Exercise brief: Write each line out again exactly as written.
:::::
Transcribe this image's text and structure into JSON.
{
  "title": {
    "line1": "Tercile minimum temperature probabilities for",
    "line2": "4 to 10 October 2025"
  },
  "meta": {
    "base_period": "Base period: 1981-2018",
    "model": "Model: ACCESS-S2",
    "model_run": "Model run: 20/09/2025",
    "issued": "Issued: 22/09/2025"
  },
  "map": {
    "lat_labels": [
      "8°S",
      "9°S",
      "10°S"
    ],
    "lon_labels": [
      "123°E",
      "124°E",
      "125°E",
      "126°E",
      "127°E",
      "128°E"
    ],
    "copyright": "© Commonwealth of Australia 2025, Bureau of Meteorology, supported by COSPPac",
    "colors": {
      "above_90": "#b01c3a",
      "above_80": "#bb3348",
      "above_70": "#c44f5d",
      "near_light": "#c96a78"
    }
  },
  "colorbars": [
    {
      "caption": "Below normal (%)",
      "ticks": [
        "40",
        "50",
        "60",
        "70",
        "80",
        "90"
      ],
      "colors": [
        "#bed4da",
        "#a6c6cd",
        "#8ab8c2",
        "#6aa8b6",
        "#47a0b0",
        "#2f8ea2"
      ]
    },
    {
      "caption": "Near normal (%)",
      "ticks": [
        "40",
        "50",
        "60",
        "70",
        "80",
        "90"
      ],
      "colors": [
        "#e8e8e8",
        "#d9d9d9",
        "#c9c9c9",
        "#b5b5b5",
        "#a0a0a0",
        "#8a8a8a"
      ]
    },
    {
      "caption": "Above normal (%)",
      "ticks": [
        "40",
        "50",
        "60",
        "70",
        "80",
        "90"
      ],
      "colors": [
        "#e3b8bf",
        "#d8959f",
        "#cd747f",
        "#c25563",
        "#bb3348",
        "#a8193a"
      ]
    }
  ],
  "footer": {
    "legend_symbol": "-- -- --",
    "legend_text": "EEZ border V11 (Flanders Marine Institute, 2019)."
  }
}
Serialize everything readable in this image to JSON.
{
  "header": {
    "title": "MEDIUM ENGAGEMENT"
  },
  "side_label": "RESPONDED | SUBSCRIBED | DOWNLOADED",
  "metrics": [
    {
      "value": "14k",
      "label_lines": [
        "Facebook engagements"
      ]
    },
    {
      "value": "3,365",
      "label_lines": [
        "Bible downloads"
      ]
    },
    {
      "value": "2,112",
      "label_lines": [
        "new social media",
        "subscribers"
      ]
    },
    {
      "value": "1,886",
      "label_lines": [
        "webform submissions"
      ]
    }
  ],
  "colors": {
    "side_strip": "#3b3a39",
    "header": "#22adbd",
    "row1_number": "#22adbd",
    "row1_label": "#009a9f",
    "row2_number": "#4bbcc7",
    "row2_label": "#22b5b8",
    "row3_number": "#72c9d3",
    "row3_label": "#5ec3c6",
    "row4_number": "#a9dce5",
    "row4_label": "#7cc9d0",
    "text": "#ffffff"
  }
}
:::::
Solution to this exercise:
Transcribe this image's text and structure into JSON.
{
  "title": {
    "line1": "Tercile minimum temperature probabilities for",
    "line2": "4 to 10 October 2025"
  },
  "meta": {
    "base_period": "Base period: 1981-2018",
    "model": "Model: ACCESS-S2",
    "model_run": "Model run: 20/09/2025",
    "issued": "Issued: 22/09/2025"
  },
  "map": {
    "lat_labels": [
      "8°S",
      "9°S",
      "10°S"
    ],
    "lon_labels": [
      "123°E",
      "124°E",
      "125°E",
      "126°E",
      "127°E",
      "128°E"
    ],
    "copyright": "© Commonwealth of Australia 2025, Bureau of Meteorology, supported by COSPPac",
    "colors": {
      "above_90": "#b01c3a",
      "above_80": "#bb3348",
      "above_70": "#c44f5d",
      "near_light": "#c96a78"
    }
  },
  "colorbars": [
    {
      "caption": "Below normal (%)",
      "ticks": [
        "40",
        "50",
        "60",
        "70",
        "80",
        "90"
      ],
      "colors": [
        "#bed4da",
        "#a6c6cd",
        "#8ab8c2",
        "#6aa8b6",
        "#47a0b0",
        "#2f8ea2"
      ]
    },
    {
      "caption": "Near normal (%)",
      "ticks": [
        "40",
        "50",
        "60",
        "70",
        "80",
        "90"
      ],
      "colors": [
        "#e8e8e8",
        "#d9d9d9",
        "#c9c9c9",
        "#b5b5b5",
        "#a0a0a0",
        "#8a8a8a"
      ]
    },
    {
      "caption": "Above normal (%)",
      "ticks": [
        "40",
        "50",
        "60",
        "70",
        "80",
        "90"
      ],
      "colors": [
        "#e3b8bf",
        "#d8959f",
        "#cd747f",
        "#c25563",
        "#bb3348",
        "#a8193a"
      ]
    }
  ],
  "footer": {
    "legend_symbol": "-- -- --",
    "legend_text": "EEZ border V11 (Flanders Marine Institute, 2019)."
  }
}
Serialize everything readable in this image to JSON.
{
  "header": {
    "title": "MEDIUM ENGAGEMENT"
  },
  "side_label": "RESPONDED | SUBSCRIBED | DOWNLOADED",
  "metrics": [
    {
      "value": "14k",
      "label_lines": [
        "Facebook engagements"
      ]
    },
    {
      "value": "3,365",
      "label_lines": [
        "Bible downloads"
      ]
    },
    {
      "value": "2,112",
      "label_lines": [
        "new social media",
        "subscribers"
      ]
    },
    {
      "value": "1,886",
      "label_lines": [
        "webform submissions"
      ]
    }
  ],
  "colors": {
    "side_strip": "#3b3a39",
    "header": "#22adbd",
    "row1_number": "#22adbd",
    "row1_label": "#009a9f",
    "row2_number": "#4bbcc7",
    "row2_label": "#22b5b8",
    "row3_number": "#72c9d3",
    "row3_label": "#5ec3c6",
    "row4_number": "#a9dce5",
    "row4_label": "#7cc9d0",
    "text": "#ffffff"
  }
}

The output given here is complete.